Without the images, print all the entries below exactly as given.

-- START Given entries --

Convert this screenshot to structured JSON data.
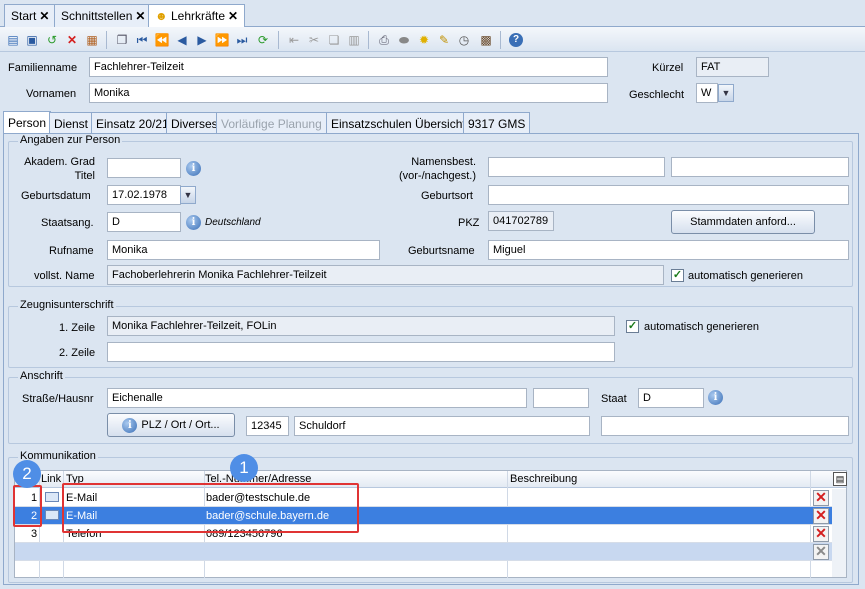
{
  "doc_tabs": [
    {
      "label": "Start",
      "close": "✕"
    },
    {
      "label": "Schnittstellen",
      "close": "✕"
    },
    {
      "label": "Lehrkräfte",
      "close": "✕"
    }
  ],
  "header": {
    "familienname_label": "Familienname",
    "familienname_value": "Fachlehrer-Teilzeit",
    "vornamen_label": "Vornamen",
    "vornamen_value": "Monika",
    "kuerzel_label": "Kürzel",
    "kuerzel_value": "FAT",
    "geschlecht_label": "Geschlecht",
    "geschlecht_value": "W"
  },
  "inner_tabs": [
    "Person",
    "Dienst",
    "Einsatz 20/21",
    "Diverses",
    "Vorläufige Planung",
    "Einsatzschulen Übersicht",
    "9317 GMS"
  ],
  "person": {
    "group_title": "Angaben zur Person",
    "akad_label_1": "Akadem. Grad",
    "akad_label_2": "Titel",
    "akad_value": "",
    "namensbest_label_1": "Namensbest.",
    "namensbest_label_2": "(vor-/nachgest.)",
    "geburtsdatum_label": "Geburtsdatum",
    "geburtsdatum_value": "17.02.1978",
    "geburtsort_label": "Geburtsort",
    "staatsang_label": "Staatsang.",
    "staatsang_value": "D",
    "staatsang_hint": "Deutschland",
    "pkz_label": "PKZ",
    "pkz_value": "041702789",
    "stammdaten_button": "Stammdaten anford...",
    "rufname_label": "Rufname",
    "rufname_value": "Monika",
    "geburtsname_label": "Geburtsname",
    "geburtsname_value": "Miguel",
    "vollst_label": "vollst. Name",
    "vollst_value": "Fachoberlehrerin Monika Fachlehrer-Teilzeit",
    "auto_label": "automatisch generieren"
  },
  "zeugnis": {
    "group_title": "Zeugnisunterschrift",
    "zeile1_label": "1. Zeile",
    "zeile1_value": "Monika Fachlehrer-Teilzeit, FOLin",
    "zeile2_label": "2. Zeile",
    "zeile2_value": "",
    "auto_label": "automatisch generieren"
  },
  "anschrift": {
    "group_title": "Anschrift",
    "strasse_label": "Straße/Hausnr",
    "strasse_value": "Eichenalle",
    "staat_label": "Staat",
    "staat_value": "D",
    "plz_button": "PLZ / Ort / Ort...",
    "plz_value": "12345",
    "ort_value": "Schuldorf"
  },
  "kommunikation": {
    "group_title": "Kommunikation",
    "columns": [
      "Link",
      "Typ",
      "Tel.-Nummer/Adresse",
      "Beschreibung"
    ],
    "rows": [
      {
        "num": "1",
        "typ": "E-Mail",
        "adresse": "bader@testschule.de",
        "beschreibung": ""
      },
      {
        "num": "2",
        "typ": "E-Mail",
        "adresse": "bader@schule.bayern.de",
        "beschreibung": ""
      },
      {
        "num": "3",
        "typ": "Telefon",
        "adresse": "089/123456796",
        "beschreibung": ""
      }
    ]
  },
  "callouts": {
    "badge1": "1",
    "badge2": "2"
  },
  "colors": {
    "accent": "#3c7fe0",
    "callout": "#e03434",
    "badge": "#4f8ee6",
    "background": "#dbe5f1"
  }
}
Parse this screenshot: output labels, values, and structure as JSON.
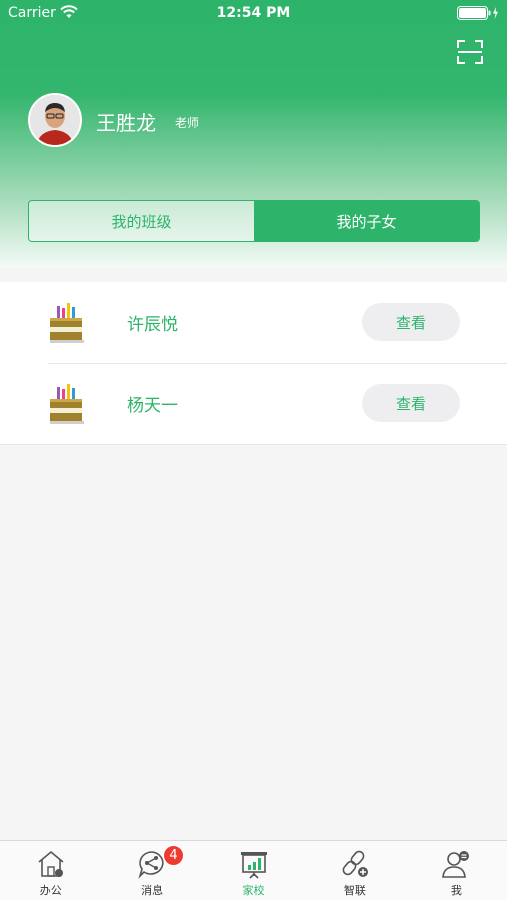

-- END Given entries --

▸ Completed exercise:
Convert this screenshot to structured JSON data.
{
  "doc_tabs": [
    {
      "label": "Start",
      "close": "✕"
    },
    {
      "label": "Schnittstellen",
      "close": "✕"
    },
    {
      "label": "Lehrkräfte",
      "close": "✕"
    }
  ],
  "header": {
    "familienname_label": "Familienname",
    "familienname_value": "Fachlehrer-Teilzeit",
    "vornamen_label": "Vornamen",
    "vornamen_value": "Monika",
    "kuerzel_label": "Kürzel",
    "kuerzel_value": "FAT",
    "geschlecht_label": "Geschlecht",
    "geschlecht_value": "W"
  },
  "inner_tabs": [
    "Person",
    "Dienst",
    "Einsatz 20/21",
    "Diverses",
    "Vorläufige Planung",
    "Einsatzschulen Übersicht",
    "9317 GMS"
  ],
  "person": {
    "group_title": "Angaben zur Person",
    "akad_label_1": "Akadem. Grad",
    "akad_label_2": "Titel",
    "akad_value": "",
    "namensbest_label_1": "Namensbest.",
    "namensbest_label_2": "(vor-/nachgest.)",
    "geburtsdatum_label": "Geburtsdatum",
    "geburtsdatum_value": "17.02.1978",
    "geburtsort_label": "Geburtsort",
    "staatsang_label": "Staatsang.",
    "staatsang_value": "D",
    "staatsang_hint": "Deutschland",
    "pkz_label": "PKZ",
    "pkz_value": "041702789",
    "stammdaten_button": "Stammdaten anford...",
    "rufname_label": "Rufname",
    "rufname_value": "Monika",
    "geburtsname_label": "Geburtsname",
    "geburtsname_value": "Miguel",
    "vollst_label": "vollst. Name",
    "vollst_value": "Fachoberlehrerin Monika Fachlehrer-Teilzeit",
    "auto_label": "automatisch generieren"
  },
  "zeugnis": {
    "group_title": "Zeugnisunterschrift",
    "zeile1_label": "1. Zeile",
    "zeile1_value": "Monika Fachlehrer-Teilzeit, FOLin",
    "zeile2_label": "2. Zeile",
    "zeile2_value": "",
    "auto_label": "automatisch generieren"
  },
  "anschrift": {
    "group_title": "Anschrift",
    "strasse_label": "Straße/Hausnr",
    "strasse_value": "Eichenalle",
    "staat_label": "Staat",
    "staat_value": "D",
    "plz_button": "PLZ / Ort / Ort...",
    "plz_value": "12345",
    "ort_value": "Schuldorf"
  },
  "kommunikation": {
    "group_title": "Kommunikation",
    "columns": [
      "Link",
      "Typ",
      "Tel.-Nummer/Adresse",
      "Beschreibung"
    ],
    "rows": [
      {
        "num": "1",
        "typ": "E-Mail",
        "adresse": "bader@testschule.de",
        "beschreibung": ""
      },
      {
        "num": "2",
        "typ": "E-Mail",
        "adresse": "bader@schule.bayern.de",
        "beschreibung": ""
      },
      {
        "num": "3",
        "typ": "Telefon",
        "adresse": "089/123456796",
        "beschreibung": ""
      }
    ]
  },
  "callouts": {
    "badge1": "1",
    "badge2": "2"
  },
  "colors": {
    "accent": "#3c7fe0",
    "callout": "#e03434",
    "badge": "#4f8ee6",
    "background": "#dbe5f1"
  }
}
Parse this screenshot: output labels, values, and structure as JSON.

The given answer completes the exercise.